PROBLEM TO WORK ON – Find the string "this" and gather every line that holds it.

AVAILABLE DATA –
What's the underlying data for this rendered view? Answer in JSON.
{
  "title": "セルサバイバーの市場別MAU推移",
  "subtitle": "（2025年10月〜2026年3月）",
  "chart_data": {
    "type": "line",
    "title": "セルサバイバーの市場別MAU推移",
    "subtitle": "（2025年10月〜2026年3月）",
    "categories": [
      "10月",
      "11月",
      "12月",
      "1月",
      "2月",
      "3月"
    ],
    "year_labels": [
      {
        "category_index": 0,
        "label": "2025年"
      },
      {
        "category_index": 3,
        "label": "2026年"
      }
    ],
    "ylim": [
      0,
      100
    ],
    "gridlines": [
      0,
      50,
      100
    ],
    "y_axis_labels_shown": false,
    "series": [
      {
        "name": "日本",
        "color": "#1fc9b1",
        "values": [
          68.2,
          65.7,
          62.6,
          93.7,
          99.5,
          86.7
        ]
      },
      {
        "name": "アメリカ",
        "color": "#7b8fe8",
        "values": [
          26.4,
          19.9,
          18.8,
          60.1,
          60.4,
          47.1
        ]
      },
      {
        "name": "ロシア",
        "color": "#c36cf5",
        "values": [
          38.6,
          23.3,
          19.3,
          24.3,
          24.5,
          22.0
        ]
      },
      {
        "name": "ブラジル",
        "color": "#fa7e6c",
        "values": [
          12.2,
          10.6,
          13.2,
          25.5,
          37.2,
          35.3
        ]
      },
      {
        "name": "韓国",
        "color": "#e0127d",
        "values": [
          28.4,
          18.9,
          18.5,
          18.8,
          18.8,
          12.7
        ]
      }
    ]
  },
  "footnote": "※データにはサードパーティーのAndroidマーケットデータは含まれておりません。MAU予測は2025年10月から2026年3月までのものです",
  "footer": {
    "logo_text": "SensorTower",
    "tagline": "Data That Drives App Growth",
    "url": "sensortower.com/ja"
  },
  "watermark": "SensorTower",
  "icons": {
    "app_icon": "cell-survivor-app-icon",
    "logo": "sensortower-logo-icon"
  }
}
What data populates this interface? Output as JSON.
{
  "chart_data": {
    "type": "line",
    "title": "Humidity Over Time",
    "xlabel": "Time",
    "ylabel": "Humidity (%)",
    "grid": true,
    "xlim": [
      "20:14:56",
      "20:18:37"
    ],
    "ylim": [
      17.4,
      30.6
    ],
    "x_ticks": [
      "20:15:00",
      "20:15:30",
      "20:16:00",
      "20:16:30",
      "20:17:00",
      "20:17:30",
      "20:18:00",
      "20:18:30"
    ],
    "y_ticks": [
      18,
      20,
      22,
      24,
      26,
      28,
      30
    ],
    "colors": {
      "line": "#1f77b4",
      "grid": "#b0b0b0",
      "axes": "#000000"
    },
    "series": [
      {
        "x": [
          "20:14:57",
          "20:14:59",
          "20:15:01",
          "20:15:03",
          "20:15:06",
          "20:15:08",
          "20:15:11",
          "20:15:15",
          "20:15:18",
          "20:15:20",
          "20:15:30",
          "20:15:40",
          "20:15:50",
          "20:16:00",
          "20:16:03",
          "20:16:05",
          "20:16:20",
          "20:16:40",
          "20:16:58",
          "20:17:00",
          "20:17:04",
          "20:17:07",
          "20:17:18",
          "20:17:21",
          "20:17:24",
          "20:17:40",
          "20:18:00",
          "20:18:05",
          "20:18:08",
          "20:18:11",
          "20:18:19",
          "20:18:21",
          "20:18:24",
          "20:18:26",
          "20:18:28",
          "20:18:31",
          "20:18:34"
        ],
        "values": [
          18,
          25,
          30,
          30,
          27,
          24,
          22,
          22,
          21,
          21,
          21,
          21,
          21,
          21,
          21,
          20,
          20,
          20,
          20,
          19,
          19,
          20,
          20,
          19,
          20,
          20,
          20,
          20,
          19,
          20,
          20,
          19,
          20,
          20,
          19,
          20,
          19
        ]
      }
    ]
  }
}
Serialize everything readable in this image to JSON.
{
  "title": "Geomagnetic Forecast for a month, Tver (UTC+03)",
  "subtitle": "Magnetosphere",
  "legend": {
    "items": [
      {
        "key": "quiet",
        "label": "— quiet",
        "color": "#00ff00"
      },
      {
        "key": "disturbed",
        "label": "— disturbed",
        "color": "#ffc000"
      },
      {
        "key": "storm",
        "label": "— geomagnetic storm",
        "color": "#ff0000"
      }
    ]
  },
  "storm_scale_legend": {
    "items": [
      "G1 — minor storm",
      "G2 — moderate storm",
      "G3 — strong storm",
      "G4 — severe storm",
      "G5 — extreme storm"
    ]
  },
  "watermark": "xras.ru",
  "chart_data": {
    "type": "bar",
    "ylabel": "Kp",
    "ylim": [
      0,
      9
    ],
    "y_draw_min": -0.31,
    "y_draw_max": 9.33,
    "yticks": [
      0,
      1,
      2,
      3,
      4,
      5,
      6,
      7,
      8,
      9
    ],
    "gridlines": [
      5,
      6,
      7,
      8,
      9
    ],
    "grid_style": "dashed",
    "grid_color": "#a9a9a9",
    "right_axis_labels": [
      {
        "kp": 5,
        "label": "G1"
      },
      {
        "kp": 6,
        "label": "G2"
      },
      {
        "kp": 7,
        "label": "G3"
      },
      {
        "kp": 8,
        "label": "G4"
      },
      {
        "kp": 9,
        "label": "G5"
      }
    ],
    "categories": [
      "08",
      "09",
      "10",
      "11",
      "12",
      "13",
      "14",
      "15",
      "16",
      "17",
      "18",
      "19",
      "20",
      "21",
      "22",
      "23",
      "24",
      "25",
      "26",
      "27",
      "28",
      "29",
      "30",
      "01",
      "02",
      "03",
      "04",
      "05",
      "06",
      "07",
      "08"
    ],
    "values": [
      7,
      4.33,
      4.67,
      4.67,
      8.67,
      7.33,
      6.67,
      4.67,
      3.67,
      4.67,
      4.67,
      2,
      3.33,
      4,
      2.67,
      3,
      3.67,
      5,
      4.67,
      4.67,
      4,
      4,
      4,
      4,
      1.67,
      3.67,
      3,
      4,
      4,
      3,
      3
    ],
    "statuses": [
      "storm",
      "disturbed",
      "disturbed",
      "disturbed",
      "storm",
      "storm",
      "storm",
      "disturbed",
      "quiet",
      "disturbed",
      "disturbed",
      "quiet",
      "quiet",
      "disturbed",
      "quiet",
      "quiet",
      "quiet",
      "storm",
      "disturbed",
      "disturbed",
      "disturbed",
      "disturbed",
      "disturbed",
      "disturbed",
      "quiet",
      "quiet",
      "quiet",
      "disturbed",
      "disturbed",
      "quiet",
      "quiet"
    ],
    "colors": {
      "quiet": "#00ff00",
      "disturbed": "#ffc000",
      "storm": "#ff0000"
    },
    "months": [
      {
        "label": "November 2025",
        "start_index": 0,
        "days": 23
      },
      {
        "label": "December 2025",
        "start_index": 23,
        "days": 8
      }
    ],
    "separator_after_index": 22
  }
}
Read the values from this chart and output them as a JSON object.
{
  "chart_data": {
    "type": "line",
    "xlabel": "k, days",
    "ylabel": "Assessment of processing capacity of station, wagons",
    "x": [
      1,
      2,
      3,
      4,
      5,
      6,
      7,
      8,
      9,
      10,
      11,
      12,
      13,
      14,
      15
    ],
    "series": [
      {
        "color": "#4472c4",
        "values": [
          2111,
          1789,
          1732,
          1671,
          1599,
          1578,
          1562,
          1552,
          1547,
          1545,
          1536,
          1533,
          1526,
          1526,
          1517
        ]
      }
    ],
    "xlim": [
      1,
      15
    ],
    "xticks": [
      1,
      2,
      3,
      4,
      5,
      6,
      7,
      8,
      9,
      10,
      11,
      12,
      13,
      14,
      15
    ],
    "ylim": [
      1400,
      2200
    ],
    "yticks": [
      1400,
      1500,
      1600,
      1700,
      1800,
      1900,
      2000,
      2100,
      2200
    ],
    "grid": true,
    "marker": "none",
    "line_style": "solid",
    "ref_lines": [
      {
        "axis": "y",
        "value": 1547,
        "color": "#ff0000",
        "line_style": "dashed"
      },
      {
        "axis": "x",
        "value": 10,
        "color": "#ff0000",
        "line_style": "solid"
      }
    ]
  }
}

TASK ANSWER –
What's the underlying data for this rendered view? Answer in JSON.
What data populates this interface? Output as JSON.
Serialize everything readable in this image to JSON.
Read the values from this chart and output them as a JSON object.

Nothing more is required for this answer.